» **Exercise directions**:
What is the number of lines in the entries that include the word "عبدالله"? Respond with the number only.

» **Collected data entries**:
▶
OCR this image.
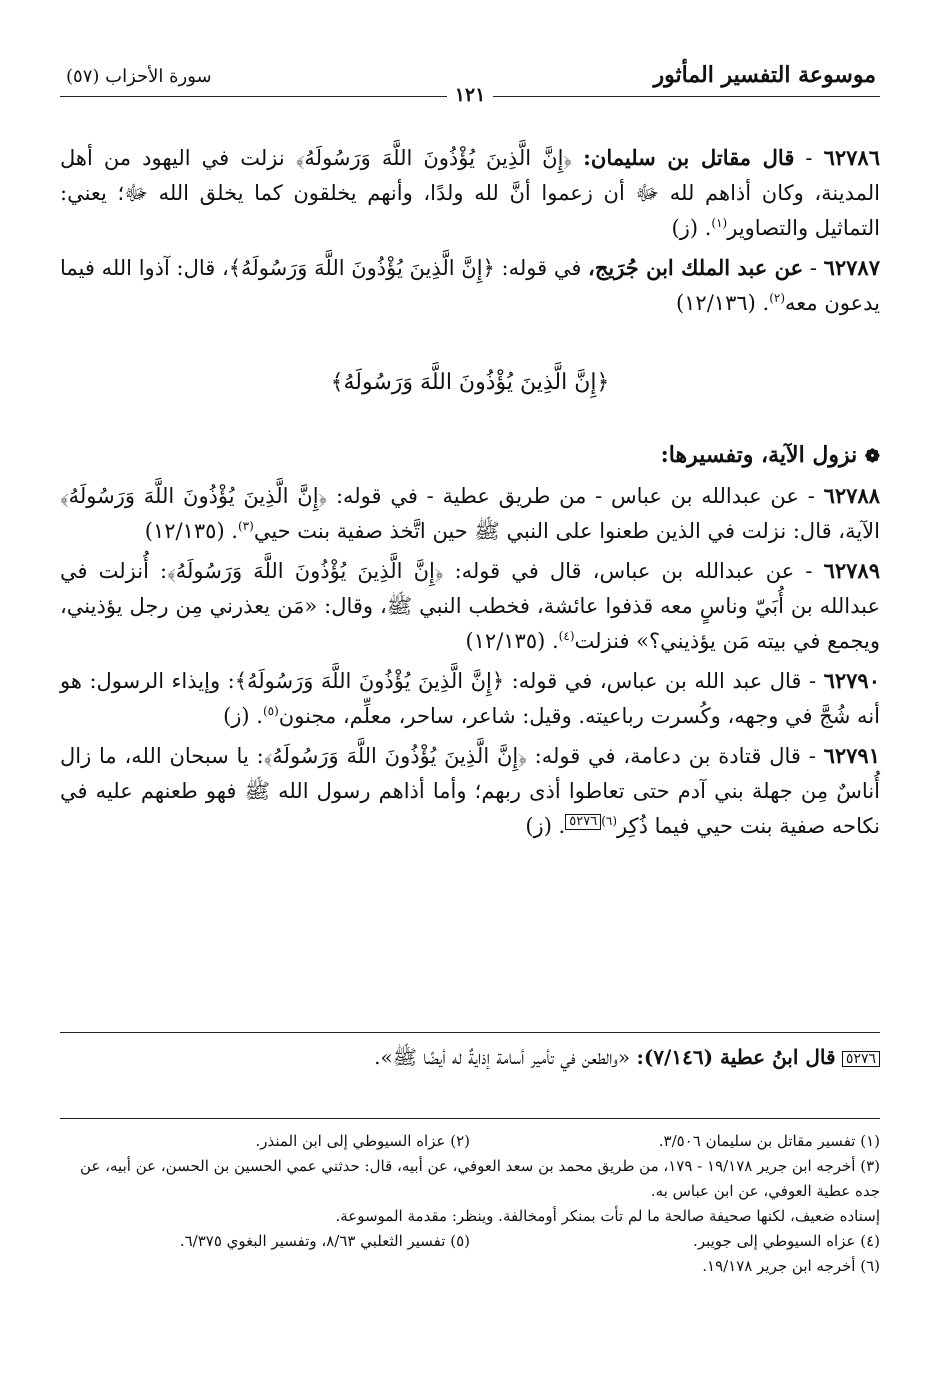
موسوعة التفسير المأثور
سورة الأحزاب (٥٧)
١٢١

٦٢٧٨٦ - قال مقاتل بن سليمان: ﴿إِنَّ الَّذِينَ يُؤْذُونَ اللَّهَ وَرَسُولَهُ﴾ نزلت في اليهود من أهل المدينة، وكان أذاهم لله ﷻ أن زعموا أنَّ لله ولدًا، وأنهم يخلقون كما يخلق الله ﷻ؛ يعني: التماثيل والتصاوير$^{(١)}$. (ز)

٦٢٧٨٧ - عن عبد الملك ابن جُرَيج، في قوله: ﴿إِنَّ الَّذِينَ يُؤْذُونَ اللَّهَ وَرَسُولَهُ﴾، قال: آذوا الله فيما يدعون معه$^{(٢)}$. (١٢/١٣٦)

﴿إِنَّ الَّذِينَ يُؤْذُونَ اللَّهَ وَرَسُولَهُ﴾
❁ نزول الآية، وتفسيرها:

٦٢٧٨٨ - عن عبدالله بن عباس - من طريق عطية - في قوله: ﴿إِنَّ الَّذِينَ يُؤْذُونَ اللَّهَ وَرَسُولَهُ﴾ الآية، قال: نزلت في الذين طعنوا على النبي ﷺ حين اتَّخذ صفية بنت حيي$^{(٣)}$. (١٢/١٣٥)

٦٢٧٨٩ - عن عبدالله بن عباس، قال في قوله: ﴿إِنَّ الَّذِينَ يُؤْذُونَ اللَّهَ وَرَسُولَهُ﴾: أُنزلت في عبدالله بن أُبَيّ وناسٍ معه قذفوا عائشة، فخطب النبي ﷺ، وقال: «مَن يعذرني مِن رجل يؤذيني، ويجمع في بيته مَن يؤذيني؟» فنزلت$^{(٤)}$. (١٢/١٣٥)

٦٢٧٩٠ - قال عبد الله بن عباس، في قوله: ﴿إِنَّ الَّذِينَ يُؤْذُونَ اللَّهَ وَرَسُولَهُ﴾: وإيذاء الرسول: هو أنه شُجَّ في وجهه، وكُسرت رباعيته. وقيل: شاعر، ساحر، معلِّم، مجنون$^{(٥)}$. (ز)

٦٢٧٩١ - قال قتادة بن دعامة، في قوله: ﴿إِنَّ الَّذِينَ يُؤْذُونَ اللَّهَ وَرَسُولَهُ﴾: يا سبحان الله، ما زال أُناسٌ مِن جهلة بني آدم حتى تعاطوا أذى ربهم؛ وأما أذاهم رسول الله ﷺ فهو طعنهم عليه في نكاحه صفية بنت حيي فيما ذُكِر$^{(٦)}$٥٢٧٦. (ز)

٥٢٧٦ قال ابنُ عطية (٧/١٤٦): «والطعن في تأمير أسامة إذايةٌ له أيضًا ﷺ».
(١) تفسير مقاتل بن سليمان ٣/٥٠٦.
(٢) عزاه السيوطي إلى ابن المنذر.
(٣) أخرجه ابن جرير ١٩/١٧٨ - ١٧٩، من طريق محمد بن سعد العوفي، عن أبيه، قال: حدثني عمي الحسين بن الحسن، عن أبيه، عن جده عطية العوفي، عن ابن عباس به.
إسناده ضعيف، لكنها صحيفة صالحة ما لم تأت بمنكر أومخالفة. وينظر: مقدمة الموسوعة.
(٤) عزاه السيوطي إلى جويبر.
(٥) تفسير الثعلبي ٨/٦٣، وتفسير البغوي ٦/٣٧٥.
(٦) أخرجه ابن جرير ١٩/١٧٨.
◀
» **Output below**:
2